-- begin --

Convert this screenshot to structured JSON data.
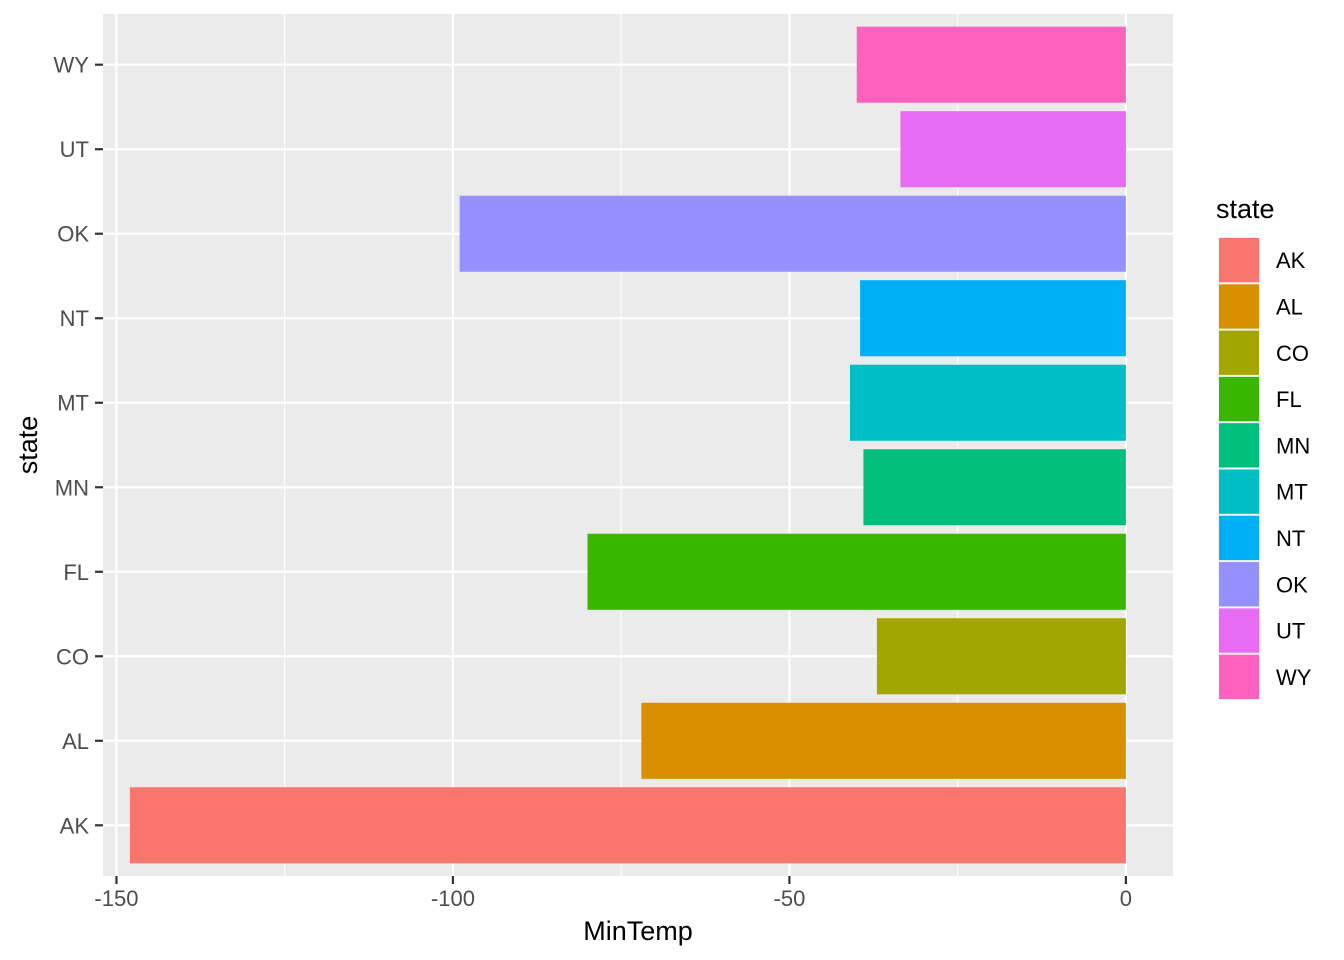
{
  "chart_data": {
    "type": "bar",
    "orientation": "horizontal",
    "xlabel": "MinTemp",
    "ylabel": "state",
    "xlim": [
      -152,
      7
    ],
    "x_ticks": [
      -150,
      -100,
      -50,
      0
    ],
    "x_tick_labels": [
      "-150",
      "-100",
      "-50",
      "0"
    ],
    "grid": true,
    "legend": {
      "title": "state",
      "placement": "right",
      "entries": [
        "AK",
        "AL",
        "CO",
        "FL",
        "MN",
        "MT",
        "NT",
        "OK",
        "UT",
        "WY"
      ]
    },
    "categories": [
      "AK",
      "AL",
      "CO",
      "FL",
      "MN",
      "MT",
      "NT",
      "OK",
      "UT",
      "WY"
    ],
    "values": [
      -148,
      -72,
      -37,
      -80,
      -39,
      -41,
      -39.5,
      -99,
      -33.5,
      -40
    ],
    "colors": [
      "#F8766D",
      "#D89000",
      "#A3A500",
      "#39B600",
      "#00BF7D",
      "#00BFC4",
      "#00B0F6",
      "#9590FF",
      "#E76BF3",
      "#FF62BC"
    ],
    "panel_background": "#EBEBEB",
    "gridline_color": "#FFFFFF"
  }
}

-- end --

__Exercise requirements__. Output all of the records exactly as they appear above, but not the pictures.

__Task answer__.
Convert this screenshot to structured JSON data.
{
  "chart_data": {
    "type": "bar",
    "orientation": "horizontal",
    "xlabel": "MinTemp",
    "ylabel": "state",
    "xlim": [
      -152,
      7
    ],
    "x_ticks": [
      -150,
      -100,
      -50,
      0
    ],
    "x_tick_labels": [
      "-150",
      "-100",
      "-50",
      "0"
    ],
    "grid": true,
    "legend": {
      "title": "state",
      "placement": "right",
      "entries": [
        "AK",
        "AL",
        "CO",
        "FL",
        "MN",
        "MT",
        "NT",
        "OK",
        "UT",
        "WY"
      ]
    },
    "categories": [
      "AK",
      "AL",
      "CO",
      "FL",
      "MN",
      "MT",
      "NT",
      "OK",
      "UT",
      "WY"
    ],
    "values": [
      -148,
      -72,
      -37,
      -80,
      -39,
      -41,
      -39.5,
      -99,
      -33.5,
      -40
    ],
    "colors": [
      "#F8766D",
      "#D89000",
      "#A3A500",
      "#39B600",
      "#00BF7D",
      "#00BFC4",
      "#00B0F6",
      "#9590FF",
      "#E76BF3",
      "#FF62BC"
    ],
    "panel_background": "#EBEBEB",
    "gridline_color": "#FFFFFF"
  }
}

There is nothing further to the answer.